__WRITTEN EXERCISE__.
Your task is to copy every line of this material exactly.

__Rows from a dataset__.

● ● ● ● ●

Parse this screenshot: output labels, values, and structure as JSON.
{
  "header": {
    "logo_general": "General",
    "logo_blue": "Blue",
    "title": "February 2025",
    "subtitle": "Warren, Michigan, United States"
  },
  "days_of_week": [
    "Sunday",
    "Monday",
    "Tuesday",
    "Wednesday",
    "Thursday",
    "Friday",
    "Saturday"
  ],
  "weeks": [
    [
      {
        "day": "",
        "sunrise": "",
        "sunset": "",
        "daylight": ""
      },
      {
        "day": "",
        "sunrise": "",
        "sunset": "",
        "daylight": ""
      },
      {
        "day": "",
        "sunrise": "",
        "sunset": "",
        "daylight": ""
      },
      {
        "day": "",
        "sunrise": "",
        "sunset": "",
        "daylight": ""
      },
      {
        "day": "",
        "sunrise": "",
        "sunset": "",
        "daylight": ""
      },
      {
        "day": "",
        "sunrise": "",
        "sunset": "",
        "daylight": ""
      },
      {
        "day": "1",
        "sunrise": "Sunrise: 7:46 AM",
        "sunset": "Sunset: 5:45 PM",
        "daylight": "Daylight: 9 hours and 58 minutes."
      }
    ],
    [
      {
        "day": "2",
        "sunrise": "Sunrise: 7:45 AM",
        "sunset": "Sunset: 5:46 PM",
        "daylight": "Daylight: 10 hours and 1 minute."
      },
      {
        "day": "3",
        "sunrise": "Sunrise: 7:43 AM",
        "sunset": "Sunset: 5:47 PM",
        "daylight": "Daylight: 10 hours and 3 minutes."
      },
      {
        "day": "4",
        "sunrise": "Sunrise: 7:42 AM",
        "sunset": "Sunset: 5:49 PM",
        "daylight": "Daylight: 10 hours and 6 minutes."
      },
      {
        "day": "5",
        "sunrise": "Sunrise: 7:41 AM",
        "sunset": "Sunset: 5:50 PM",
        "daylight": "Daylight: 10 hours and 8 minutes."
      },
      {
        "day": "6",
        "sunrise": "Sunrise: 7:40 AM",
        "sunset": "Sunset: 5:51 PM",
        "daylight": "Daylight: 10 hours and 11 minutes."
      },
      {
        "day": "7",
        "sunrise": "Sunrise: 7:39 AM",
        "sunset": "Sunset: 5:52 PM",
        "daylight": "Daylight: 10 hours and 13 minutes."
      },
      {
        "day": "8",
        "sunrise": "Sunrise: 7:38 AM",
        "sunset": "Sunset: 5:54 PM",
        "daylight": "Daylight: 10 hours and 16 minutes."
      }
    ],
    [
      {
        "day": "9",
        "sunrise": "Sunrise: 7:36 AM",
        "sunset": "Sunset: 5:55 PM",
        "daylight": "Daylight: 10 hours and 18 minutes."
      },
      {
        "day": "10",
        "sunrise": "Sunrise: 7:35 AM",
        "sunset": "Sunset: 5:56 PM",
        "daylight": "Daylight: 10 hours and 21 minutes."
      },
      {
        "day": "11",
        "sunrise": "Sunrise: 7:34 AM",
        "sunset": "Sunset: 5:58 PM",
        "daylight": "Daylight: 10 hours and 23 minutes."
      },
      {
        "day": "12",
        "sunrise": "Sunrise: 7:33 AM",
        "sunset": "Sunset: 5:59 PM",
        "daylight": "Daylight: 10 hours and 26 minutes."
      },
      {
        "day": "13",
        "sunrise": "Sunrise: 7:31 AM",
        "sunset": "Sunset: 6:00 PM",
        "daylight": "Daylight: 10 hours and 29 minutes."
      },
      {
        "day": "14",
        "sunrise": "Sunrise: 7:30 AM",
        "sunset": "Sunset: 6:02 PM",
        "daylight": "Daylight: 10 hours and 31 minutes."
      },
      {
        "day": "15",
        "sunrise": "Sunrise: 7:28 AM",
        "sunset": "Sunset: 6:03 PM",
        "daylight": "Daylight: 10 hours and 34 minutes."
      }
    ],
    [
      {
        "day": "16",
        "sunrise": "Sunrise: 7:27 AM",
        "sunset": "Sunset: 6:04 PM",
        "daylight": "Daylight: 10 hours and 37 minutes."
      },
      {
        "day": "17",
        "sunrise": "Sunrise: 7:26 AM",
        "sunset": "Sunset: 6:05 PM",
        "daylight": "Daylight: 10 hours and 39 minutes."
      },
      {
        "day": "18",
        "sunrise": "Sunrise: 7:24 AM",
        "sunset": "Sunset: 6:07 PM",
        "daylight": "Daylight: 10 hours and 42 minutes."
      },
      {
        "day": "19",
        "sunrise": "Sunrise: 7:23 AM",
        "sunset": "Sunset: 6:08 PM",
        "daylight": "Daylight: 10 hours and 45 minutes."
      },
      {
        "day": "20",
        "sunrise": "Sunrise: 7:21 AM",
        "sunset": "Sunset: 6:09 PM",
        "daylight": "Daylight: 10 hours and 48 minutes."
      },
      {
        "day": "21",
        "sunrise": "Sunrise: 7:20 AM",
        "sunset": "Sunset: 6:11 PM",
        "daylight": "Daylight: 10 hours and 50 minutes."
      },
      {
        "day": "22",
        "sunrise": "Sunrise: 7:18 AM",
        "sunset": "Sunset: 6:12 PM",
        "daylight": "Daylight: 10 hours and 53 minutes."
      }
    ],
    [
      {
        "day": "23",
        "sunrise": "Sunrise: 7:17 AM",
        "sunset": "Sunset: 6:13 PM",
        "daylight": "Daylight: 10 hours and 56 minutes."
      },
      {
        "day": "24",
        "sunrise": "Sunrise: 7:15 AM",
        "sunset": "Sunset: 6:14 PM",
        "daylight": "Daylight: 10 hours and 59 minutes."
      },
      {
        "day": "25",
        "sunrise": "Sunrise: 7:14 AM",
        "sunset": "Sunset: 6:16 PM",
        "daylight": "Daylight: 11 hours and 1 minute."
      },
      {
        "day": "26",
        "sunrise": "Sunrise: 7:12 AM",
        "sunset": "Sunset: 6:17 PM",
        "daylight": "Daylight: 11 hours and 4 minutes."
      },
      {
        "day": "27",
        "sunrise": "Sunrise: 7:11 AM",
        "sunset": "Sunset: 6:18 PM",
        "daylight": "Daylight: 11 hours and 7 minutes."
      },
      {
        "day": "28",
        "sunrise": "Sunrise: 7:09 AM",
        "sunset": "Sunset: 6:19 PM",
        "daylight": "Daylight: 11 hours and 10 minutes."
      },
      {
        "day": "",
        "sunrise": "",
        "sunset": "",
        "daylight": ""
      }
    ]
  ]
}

● ● ● ● ●

__FINISHED ANSWER__.
Parse this screenshot: output labels, values, and structure as JSON.
{
  "header": {
    "logo_general": "General",
    "logo_blue": "Blue",
    "title": "February 2025",
    "subtitle": "Warren, Michigan, United States"
  },
  "days_of_week": [
    "Sunday",
    "Monday",
    "Tuesday",
    "Wednesday",
    "Thursday",
    "Friday",
    "Saturday"
  ],
  "weeks": [
    [
      {
        "day": "",
        "sunrise": "",
        "sunset": "",
        "daylight": ""
      },
      {
        "day": "",
        "sunrise": "",
        "sunset": "",
        "daylight": ""
      },
      {
        "day": "",
        "sunrise": "",
        "sunset": "",
        "daylight": ""
      },
      {
        "day": "",
        "sunrise": "",
        "sunset": "",
        "daylight": ""
      },
      {
        "day": "",
        "sunrise": "",
        "sunset": "",
        "daylight": ""
      },
      {
        "day": "",
        "sunrise": "",
        "sunset": "",
        "daylight": ""
      },
      {
        "day": "1",
        "sunrise": "Sunrise: 7:46 AM",
        "sunset": "Sunset: 5:45 PM",
        "daylight": "Daylight: 9 hours and 58 minutes."
      }
    ],
    [
      {
        "day": "2",
        "sunrise": "Sunrise: 7:45 AM",
        "sunset": "Sunset: 5:46 PM",
        "daylight": "Daylight: 10 hours and 1 minute."
      },
      {
        "day": "3",
        "sunrise": "Sunrise: 7:43 AM",
        "sunset": "Sunset: 5:47 PM",
        "daylight": "Daylight: 10 hours and 3 minutes."
      },
      {
        "day": "4",
        "sunrise": "Sunrise: 7:42 AM",
        "sunset": "Sunset: 5:49 PM",
        "daylight": "Daylight: 10 hours and 6 minutes."
      },
      {
        "day": "5",
        "sunrise": "Sunrise: 7:41 AM",
        "sunset": "Sunset: 5:50 PM",
        "daylight": "Daylight: 10 hours and 8 minutes."
      },
      {
        "day": "6",
        "sunrise": "Sunrise: 7:40 AM",
        "sunset": "Sunset: 5:51 PM",
        "daylight": "Daylight: 10 hours and 11 minutes."
      },
      {
        "day": "7",
        "sunrise": "Sunrise: 7:39 AM",
        "sunset": "Sunset: 5:52 PM",
        "daylight": "Daylight: 10 hours and 13 minutes."
      },
      {
        "day": "8",
        "sunrise": "Sunrise: 7:38 AM",
        "sunset": "Sunset: 5:54 PM",
        "daylight": "Daylight: 10 hours and 16 minutes."
      }
    ],
    [
      {
        "day": "9",
        "sunrise": "Sunrise: 7:36 AM",
        "sunset": "Sunset: 5:55 PM",
        "daylight": "Daylight: 10 hours and 18 minutes."
      },
      {
        "day": "10",
        "sunrise": "Sunrise: 7:35 AM",
        "sunset": "Sunset: 5:56 PM",
        "daylight": "Daylight: 10 hours and 21 minutes."
      },
      {
        "day": "11",
        "sunrise": "Sunrise: 7:34 AM",
        "sunset": "Sunset: 5:58 PM",
        "daylight": "Daylight: 10 hours and 23 minutes."
      },
      {
        "day": "12",
        "sunrise": "Sunrise: 7:33 AM",
        "sunset": "Sunset: 5:59 PM",
        "daylight": "Daylight: 10 hours and 26 minutes."
      },
      {
        "day": "13",
        "sunrise": "Sunrise: 7:31 AM",
        "sunset": "Sunset: 6:00 PM",
        "daylight": "Daylight: 10 hours and 29 minutes."
      },
      {
        "day": "14",
        "sunrise": "Sunrise: 7:30 AM",
        "sunset": "Sunset: 6:02 PM",
        "daylight": "Daylight: 10 hours and 31 minutes."
      },
      {
        "day": "15",
        "sunrise": "Sunrise: 7:28 AM",
        "sunset": "Sunset: 6:03 PM",
        "daylight": "Daylight: 10 hours and 34 minutes."
      }
    ],
    [
      {
        "day": "16",
        "sunrise": "Sunrise: 7:27 AM",
        "sunset": "Sunset: 6:04 PM",
        "daylight": "Daylight: 10 hours and 37 minutes."
      },
      {
        "day": "17",
        "sunrise": "Sunrise: 7:26 AM",
        "sunset": "Sunset: 6:05 PM",
        "daylight": "Daylight: 10 hours and 39 minutes."
      },
      {
        "day": "18",
        "sunrise": "Sunrise: 7:24 AM",
        "sunset": "Sunset: 6:07 PM",
        "daylight": "Daylight: 10 hours and 42 minutes."
      },
      {
        "day": "19",
        "sunrise": "Sunrise: 7:23 AM",
        "sunset": "Sunset: 6:08 PM",
        "daylight": "Daylight: 10 hours and 45 minutes."
      },
      {
        "day": "20",
        "sunrise": "Sunrise: 7:21 AM",
        "sunset": "Sunset: 6:09 PM",
        "daylight": "Daylight: 10 hours and 48 minutes."
      },
      {
        "day": "21",
        "sunrise": "Sunrise: 7:20 AM",
        "sunset": "Sunset: 6:11 PM",
        "daylight": "Daylight: 10 hours and 50 minutes."
      },
      {
        "day": "22",
        "sunrise": "Sunrise: 7:18 AM",
        "sunset": "Sunset: 6:12 PM",
        "daylight": "Daylight: 10 hours and 53 minutes."
      }
    ],
    [
      {
        "day": "23",
        "sunrise": "Sunrise: 7:17 AM",
        "sunset": "Sunset: 6:13 PM",
        "daylight": "Daylight: 10 hours and 56 minutes."
      },
      {
        "day": "24",
        "sunrise": "Sunrise: 7:15 AM",
        "sunset": "Sunset: 6:14 PM",
        "daylight": "Daylight: 10 hours and 59 minutes."
      },
      {
        "day": "25",
        "sunrise": "Sunrise: 7:14 AM",
        "sunset": "Sunset: 6:16 PM",
        "daylight": "Daylight: 11 hours and 1 minute."
      },
      {
        "day": "26",
        "sunrise": "Sunrise: 7:12 AM",
        "sunset": "Sunset: 6:17 PM",
        "daylight": "Daylight: 11 hours and 4 minutes."
      },
      {
        "day": "27",
        "sunrise": "Sunrise: 7:11 AM",
        "sunset": "Sunset: 6:18 PM",
        "daylight": "Daylight: 11 hours and 7 minutes."
      },
      {
        "day": "28",
        "sunrise": "Sunrise: 7:09 AM",
        "sunset": "Sunset: 6:19 PM",
        "daylight": "Daylight: 11 hours and 10 minutes."
      },
      {
        "day": "",
        "sunrise": "",
        "sunset": "",
        "daylight": ""
      }
    ]
  ]
}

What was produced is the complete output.